### 分析用テキスト:
******

2022年11月17日 | 2022読書
コリン・ソルター /著 甲斐理恵子/訳 「世界を変えた100のシンボル 上」読了

この本のカバーの裏にはこんな言葉が書かれている。
『このマークはなぜこういう形なのか、どのように生まれたのか?よく知られた記号、サイン、シンボルを整理し、それらの起源や作られた経緯などを詳しく見てゆく。
アイデアの源泉となるヴィジュアル・レファレンス。』
たしかに世の中にはマークやシンボルというものがあふれているように思う。マークというと、道を走ると交通標識、駅にいくとピクトグラム、パソコンの画面にもいっぱい出てくる。文字で書けよ!!とも思うが、こういった記号のおかけで、貿易や海外旅行を阻んでいた地形や言語の壁はなくなったとこの本には書かれている。確かにコツさえわかれば言葉はわからなくても記号ならここには何があるとか、ここでは何をしなければならないかということがわかることもある。

******

### 確認用データ:

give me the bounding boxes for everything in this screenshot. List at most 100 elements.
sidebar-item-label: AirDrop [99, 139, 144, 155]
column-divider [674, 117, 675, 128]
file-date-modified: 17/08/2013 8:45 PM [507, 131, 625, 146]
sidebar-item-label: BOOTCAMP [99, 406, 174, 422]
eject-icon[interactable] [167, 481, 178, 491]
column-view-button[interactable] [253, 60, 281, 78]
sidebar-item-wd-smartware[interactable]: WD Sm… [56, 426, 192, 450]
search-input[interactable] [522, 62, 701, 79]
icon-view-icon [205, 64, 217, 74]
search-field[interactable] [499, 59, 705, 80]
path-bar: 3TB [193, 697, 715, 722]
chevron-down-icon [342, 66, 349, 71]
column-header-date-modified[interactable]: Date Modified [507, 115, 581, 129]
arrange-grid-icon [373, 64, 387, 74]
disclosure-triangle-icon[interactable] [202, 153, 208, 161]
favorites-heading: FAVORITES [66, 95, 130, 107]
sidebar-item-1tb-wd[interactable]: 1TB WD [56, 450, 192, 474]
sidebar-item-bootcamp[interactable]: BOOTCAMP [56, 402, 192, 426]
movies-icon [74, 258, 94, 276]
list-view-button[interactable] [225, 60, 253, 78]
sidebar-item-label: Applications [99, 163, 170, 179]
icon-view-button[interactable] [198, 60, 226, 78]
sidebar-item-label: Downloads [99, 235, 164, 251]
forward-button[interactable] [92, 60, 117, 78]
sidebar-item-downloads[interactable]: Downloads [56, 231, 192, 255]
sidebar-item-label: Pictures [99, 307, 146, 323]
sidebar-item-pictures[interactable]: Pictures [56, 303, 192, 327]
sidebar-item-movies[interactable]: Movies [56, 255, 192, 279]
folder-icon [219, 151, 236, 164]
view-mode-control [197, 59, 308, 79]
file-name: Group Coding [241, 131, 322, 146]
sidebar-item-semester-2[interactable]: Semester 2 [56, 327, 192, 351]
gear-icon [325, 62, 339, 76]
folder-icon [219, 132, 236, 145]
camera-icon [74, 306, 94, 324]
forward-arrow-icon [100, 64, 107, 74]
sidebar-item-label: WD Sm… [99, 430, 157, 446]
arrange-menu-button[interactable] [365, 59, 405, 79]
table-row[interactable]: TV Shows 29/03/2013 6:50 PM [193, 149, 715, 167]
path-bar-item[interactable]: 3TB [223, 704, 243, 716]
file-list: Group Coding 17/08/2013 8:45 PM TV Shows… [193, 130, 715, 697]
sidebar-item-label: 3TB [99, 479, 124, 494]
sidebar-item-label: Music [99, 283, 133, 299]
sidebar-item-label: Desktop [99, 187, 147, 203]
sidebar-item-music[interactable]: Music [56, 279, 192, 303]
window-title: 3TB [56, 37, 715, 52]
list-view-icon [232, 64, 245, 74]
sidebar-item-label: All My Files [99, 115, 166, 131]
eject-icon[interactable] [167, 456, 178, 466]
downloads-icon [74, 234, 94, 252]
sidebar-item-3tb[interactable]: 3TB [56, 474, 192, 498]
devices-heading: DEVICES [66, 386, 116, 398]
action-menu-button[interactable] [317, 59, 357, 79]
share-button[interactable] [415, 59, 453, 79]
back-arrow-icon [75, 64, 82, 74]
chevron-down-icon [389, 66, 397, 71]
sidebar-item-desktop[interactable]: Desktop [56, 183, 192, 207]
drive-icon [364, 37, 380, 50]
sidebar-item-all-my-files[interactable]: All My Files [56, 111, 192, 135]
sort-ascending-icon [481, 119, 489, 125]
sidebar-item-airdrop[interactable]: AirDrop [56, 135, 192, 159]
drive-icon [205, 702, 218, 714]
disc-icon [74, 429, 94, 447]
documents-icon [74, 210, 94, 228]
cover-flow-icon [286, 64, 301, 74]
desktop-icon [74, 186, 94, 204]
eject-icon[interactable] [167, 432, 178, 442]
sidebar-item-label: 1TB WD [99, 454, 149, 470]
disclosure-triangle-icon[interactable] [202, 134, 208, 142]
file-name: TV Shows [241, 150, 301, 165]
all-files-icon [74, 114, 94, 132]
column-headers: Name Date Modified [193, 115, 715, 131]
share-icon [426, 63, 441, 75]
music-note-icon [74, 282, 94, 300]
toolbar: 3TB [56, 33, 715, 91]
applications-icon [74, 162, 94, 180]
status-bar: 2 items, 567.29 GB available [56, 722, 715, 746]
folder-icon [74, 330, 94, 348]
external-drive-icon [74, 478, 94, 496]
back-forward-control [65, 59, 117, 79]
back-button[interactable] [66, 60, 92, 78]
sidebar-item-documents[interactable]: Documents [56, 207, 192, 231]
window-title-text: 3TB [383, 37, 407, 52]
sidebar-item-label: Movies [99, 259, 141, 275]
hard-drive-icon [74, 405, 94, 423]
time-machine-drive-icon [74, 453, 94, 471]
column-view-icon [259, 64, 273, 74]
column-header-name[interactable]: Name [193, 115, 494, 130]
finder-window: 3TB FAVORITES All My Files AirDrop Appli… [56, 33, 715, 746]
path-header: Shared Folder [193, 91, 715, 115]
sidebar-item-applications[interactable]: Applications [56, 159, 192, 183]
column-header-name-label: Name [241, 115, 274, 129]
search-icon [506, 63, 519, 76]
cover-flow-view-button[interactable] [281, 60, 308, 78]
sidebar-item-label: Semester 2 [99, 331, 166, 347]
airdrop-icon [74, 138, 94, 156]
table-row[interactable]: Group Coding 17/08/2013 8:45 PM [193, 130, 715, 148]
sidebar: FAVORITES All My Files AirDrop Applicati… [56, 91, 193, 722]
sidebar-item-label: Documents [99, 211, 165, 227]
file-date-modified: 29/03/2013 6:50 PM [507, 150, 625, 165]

******

### 課題:
分析用テキストの「たしかに世の中にはマークやシ」から「いうことがわかることもある。」までを、両端も含めて一字も変えずに打ち直してください。 上の各行は使わなくてかまわない。

### 解答:
たしかに世の中にはマークやシンボルというものがあふれているように思う。マークというと、道を走ると交通標識、駅にいくとピクトグラム、パソコンの画面にもいっぱい出てくる。文字で書けよ!!とも思うが、こういった記号のおかけで、貿易や海外旅行を阻んでいた地形や言語の壁はなくなったとこの本には書かれている。確かにコツさえわかれば言葉はわからなくても記号ならここには何があるとか、ここでは何をしなければならないかということがわかることもある。